== Stated problem ==
Among the entries below, find the lines with "quote" and copy them.

* * * * *

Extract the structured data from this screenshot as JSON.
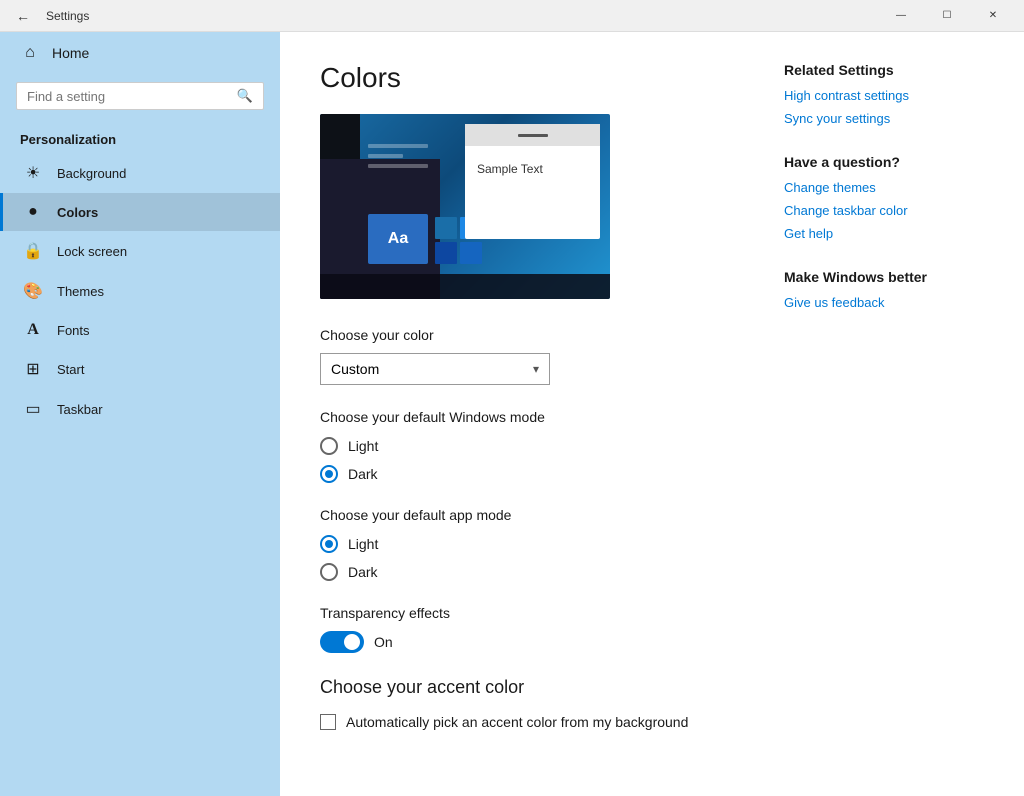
{
  "titlebar": {
    "title": "Settings",
    "minimize": "—",
    "maximize": "☐",
    "close": "✕"
  },
  "sidebar": {
    "search_placeholder": "Find a setting",
    "section_title": "Personalization",
    "items": [
      {
        "id": "home",
        "label": "Home",
        "icon": "⌂"
      },
      {
        "id": "background",
        "label": "Background",
        "icon": "🖼"
      },
      {
        "id": "colors",
        "label": "Colors",
        "icon": "🎨"
      },
      {
        "id": "lock-screen",
        "label": "Lock screen",
        "icon": "🔒"
      },
      {
        "id": "themes",
        "label": "Themes",
        "icon": "🖌"
      },
      {
        "id": "fonts",
        "label": "Fonts",
        "icon": "A"
      },
      {
        "id": "start",
        "label": "Start",
        "icon": "⊞"
      },
      {
        "id": "taskbar",
        "label": "Taskbar",
        "icon": "▭"
      }
    ]
  },
  "main": {
    "page_title": "Colors",
    "choose_color_label": "Choose your color",
    "color_dropdown_value": "Custom",
    "color_dropdown_arrow": "▾",
    "windows_mode_label": "Choose your default Windows mode",
    "windows_mode_options": [
      {
        "id": "light",
        "label": "Light",
        "selected": false
      },
      {
        "id": "dark",
        "label": "Dark",
        "selected": true
      }
    ],
    "app_mode_label": "Choose your default app mode",
    "app_mode_options": [
      {
        "id": "light",
        "label": "Light",
        "selected": true
      },
      {
        "id": "dark",
        "label": "Dark",
        "selected": false
      }
    ],
    "transparency_label": "Transparency effects",
    "transparency_state": "On",
    "accent_title": "Choose your accent color",
    "accent_checkbox_label": "Automatically pick an accent color from my background",
    "preview": {
      "sample_text": "Sample Text",
      "aa_text": "Aa"
    }
  },
  "related": {
    "related_title": "Related Settings",
    "high_contrast_label": "High contrast settings",
    "sync_settings_label": "Sync your settings",
    "question_title": "Have a question?",
    "change_themes_label": "Change themes",
    "change_taskbar_label": "Change taskbar color",
    "get_help_label": "Get help",
    "make_better_title": "Make Windows better",
    "feedback_label": "Give us feedback"
  }
}
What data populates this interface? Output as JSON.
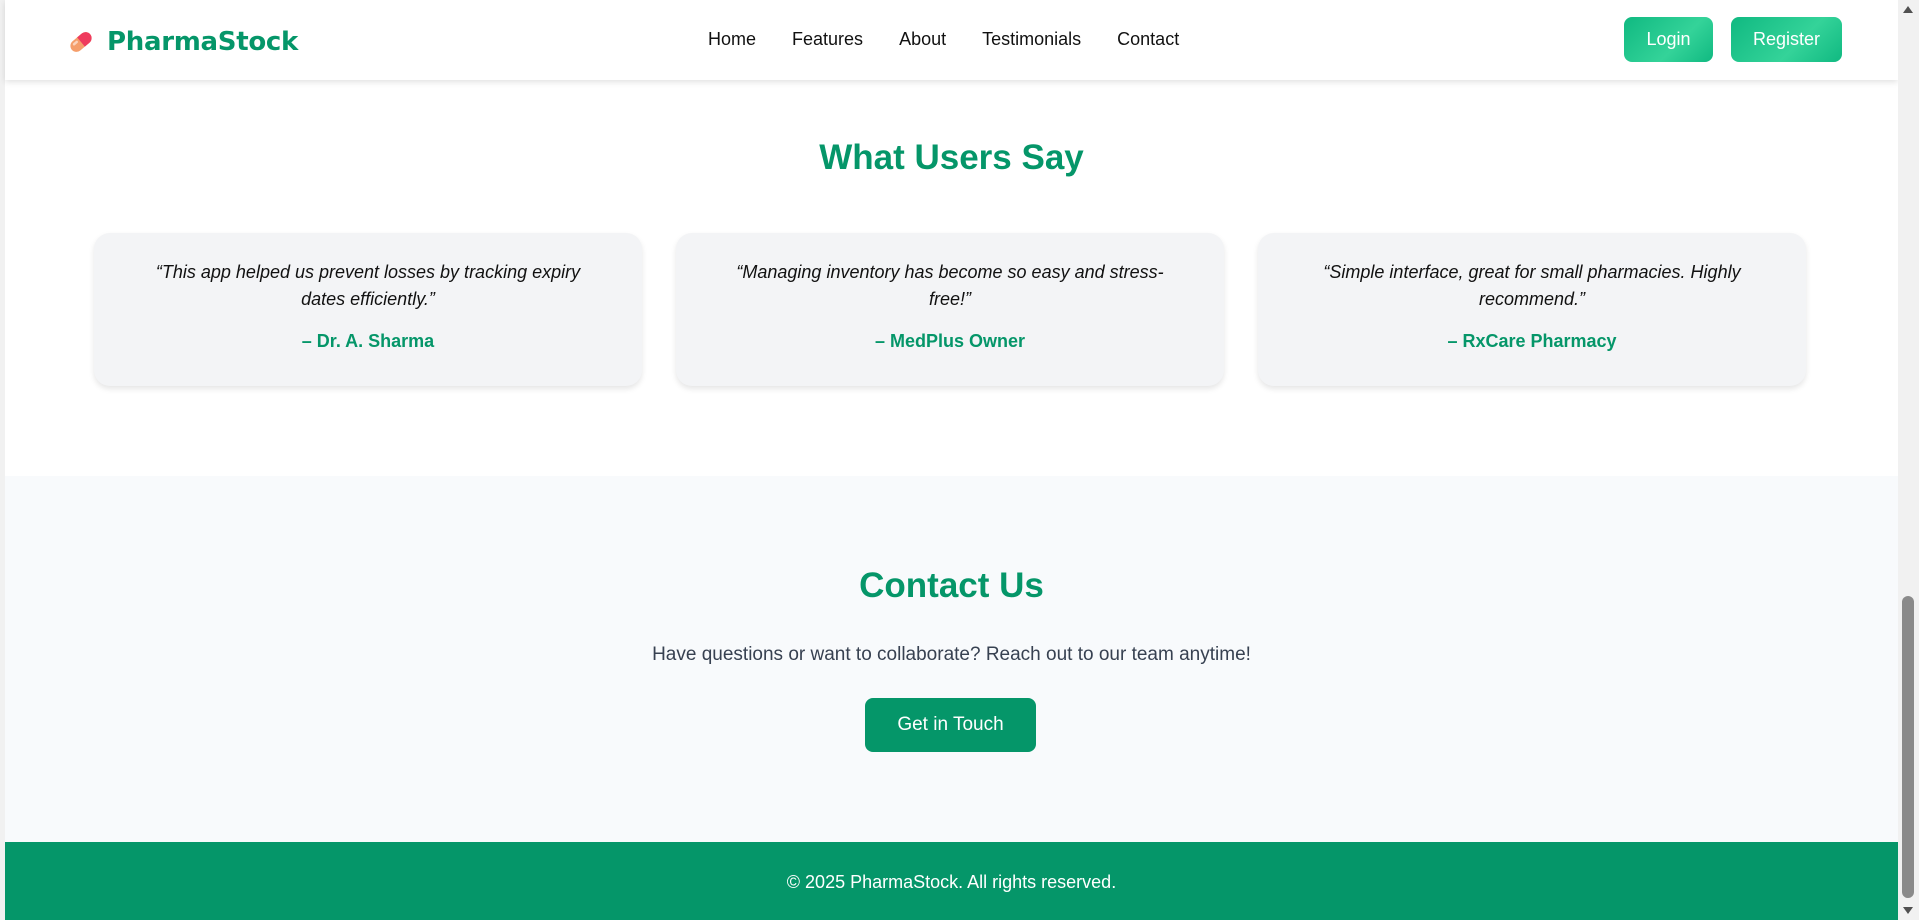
{
  "brand": {
    "name": "PharmaStock"
  },
  "nav": {
    "items": [
      "Home",
      "Features",
      "About",
      "Testimonials",
      "Contact"
    ],
    "login_label": "Login",
    "register_label": "Register"
  },
  "testimonials": {
    "title": "What Users Say",
    "cards": [
      {
        "quote": "“This app helped us prevent losses by tracking expiry dates efficiently.”",
        "author": "– Dr. A. Sharma"
      },
      {
        "quote": "“Managing inventory has become so easy and stress-free!”",
        "author": "– MedPlus Owner"
      },
      {
        "quote": "“Simple interface, great for small pharmacies. Highly recommend.”",
        "author": "– RxCare Pharmacy"
      }
    ]
  },
  "contact": {
    "title": "Contact Us",
    "text": "Have questions or want to collaborate? Reach out to our team anytime!",
    "button_label": "Get in Touch"
  },
  "footer": {
    "text": "© 2025 PharmaStock. All rights reserved."
  },
  "colors": {
    "brand_green": "#059669",
    "button_gradient": "#10b981",
    "card_bg": "#f3f4f6",
    "section_bg": "#f8fafc"
  },
  "icons": {
    "logo": "pill-icon"
  }
}
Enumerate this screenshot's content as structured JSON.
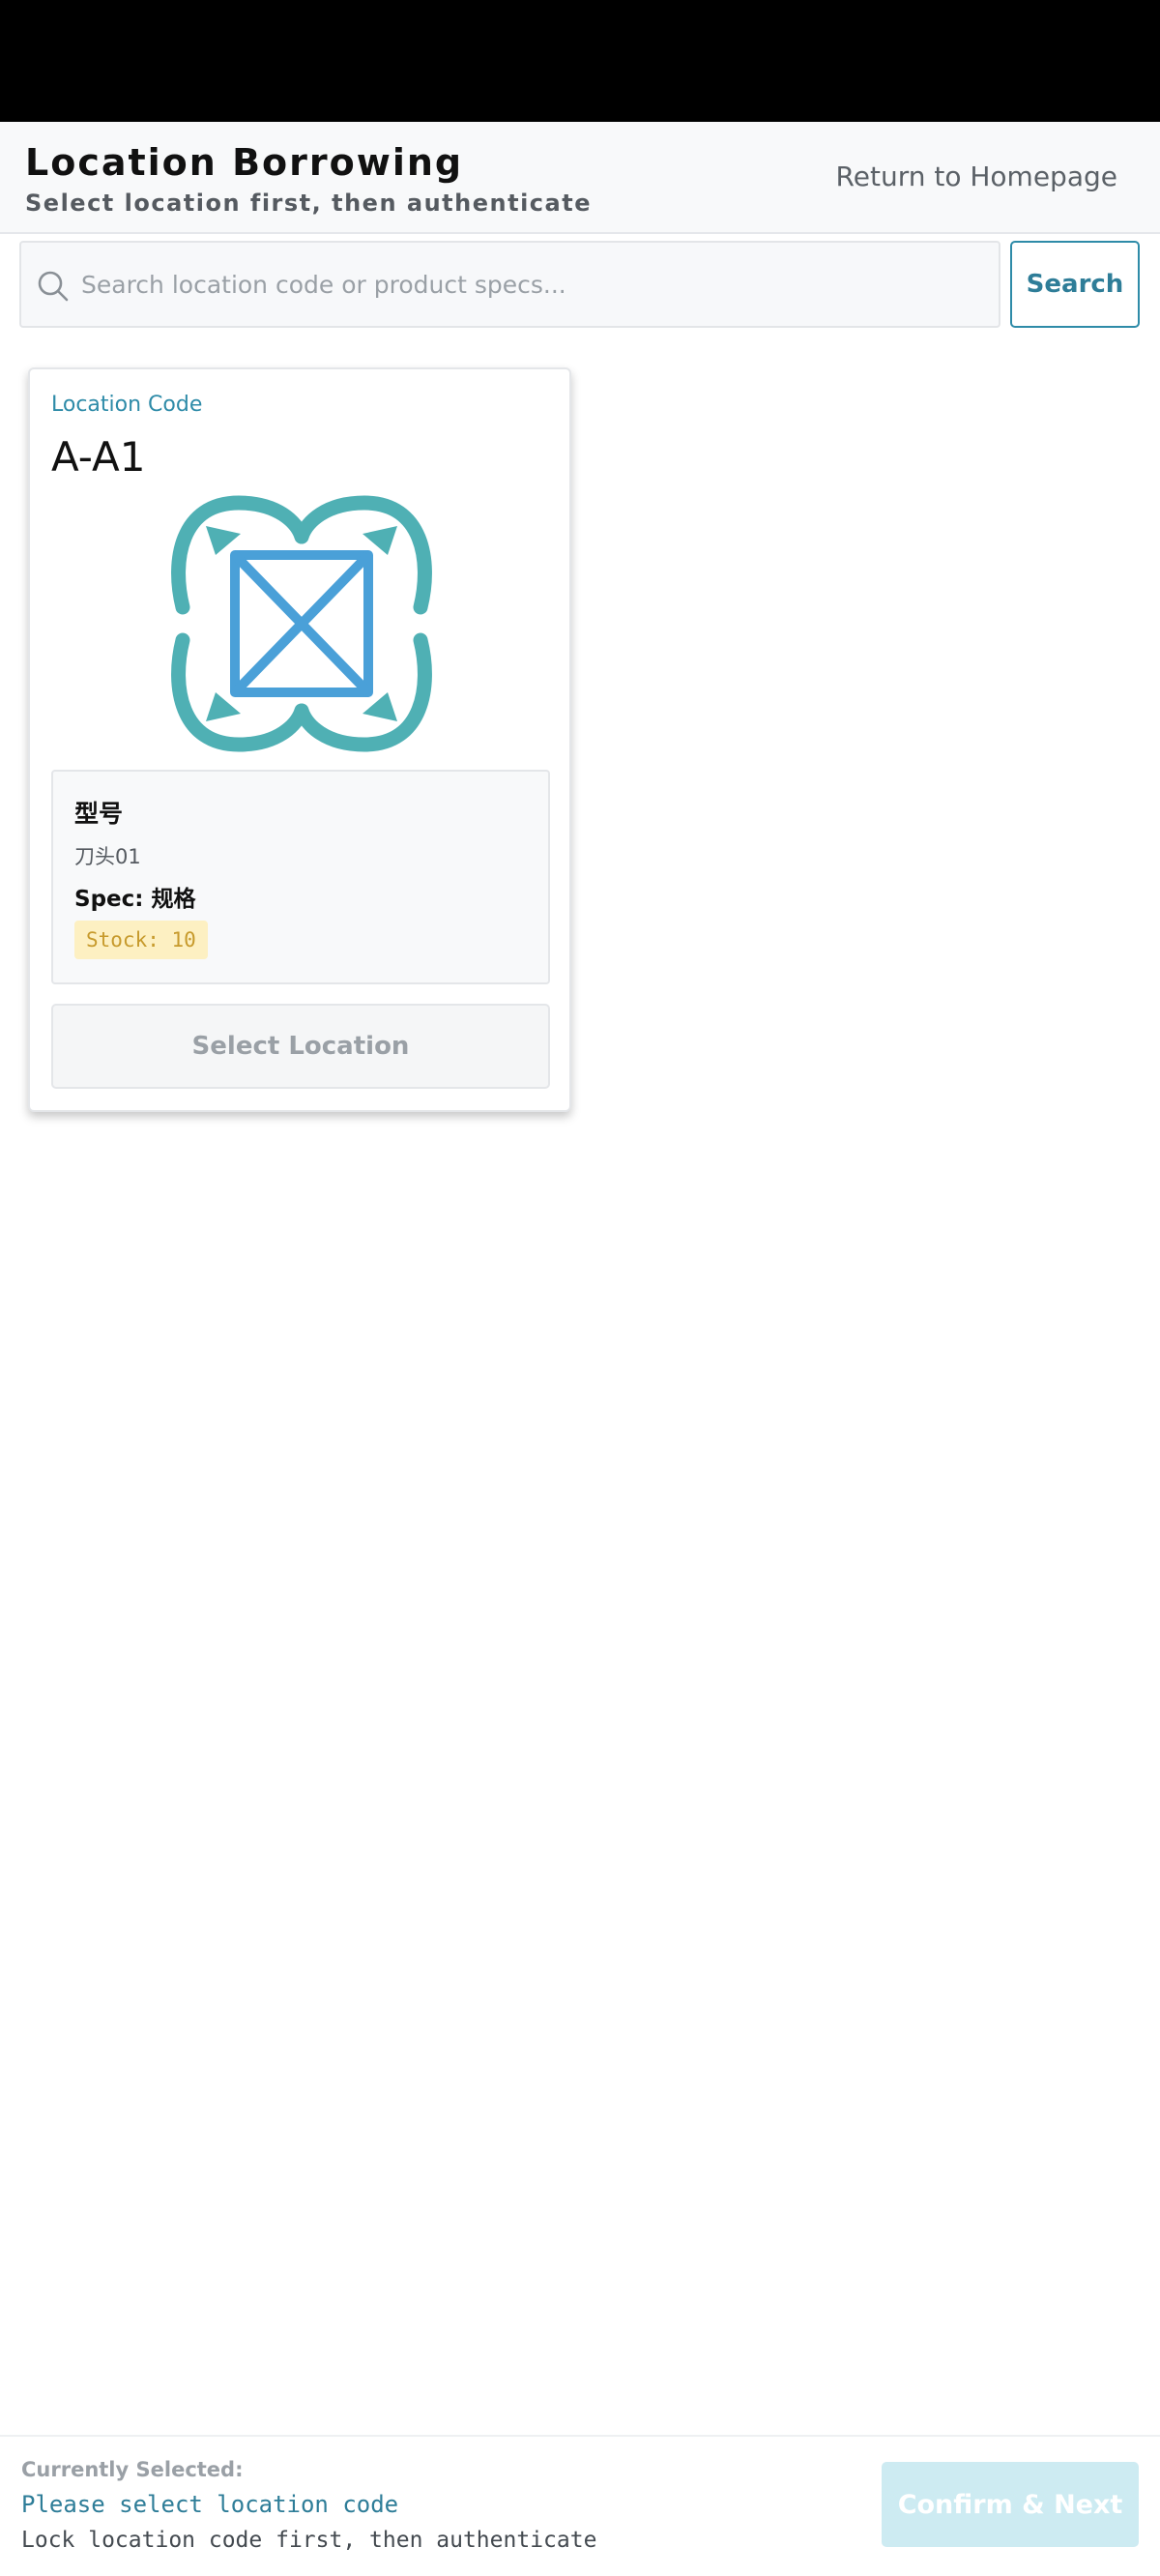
{
  "header": {
    "title": "Location Borrowing",
    "subtitle": "Select location first, then authenticate",
    "home_link": "Return to Homepage"
  },
  "search": {
    "placeholder": "Search location code or product specs...",
    "value": "",
    "button_label": "Search",
    "icon": "search-icon"
  },
  "locations": [
    {
      "label": "Location Code",
      "code": "A-A1",
      "image_icon": "product-logo-icon",
      "model_title": "型号",
      "model_value": "刀头01",
      "spec": "Spec: 规格",
      "stock": "Stock: 10",
      "select_label": "Select Location"
    }
  ],
  "footer": {
    "label": "Currently Selected:",
    "selected": "Please select location code",
    "hint": "Lock location code first, then authenticate",
    "confirm_label": "Confirm & Next"
  },
  "colors": {
    "accent": "#2e8ba8",
    "logo_teal": "#4fb0b4",
    "logo_blue": "#4aa0d8",
    "stock_bg": "#fdf0c2",
    "stock_text": "#c79a2c",
    "confirm_disabled": "#cdebf2"
  }
}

* * * * *

== Written solution ==
        "quote": "“This app helped us prevent losses by tracking expiry dates efficiently.”",
        "quote": "“Managing inventory has become so easy and stress-free!”",
        "quote": "“Simple interface, great for small pharmacies. Highly recommend.”",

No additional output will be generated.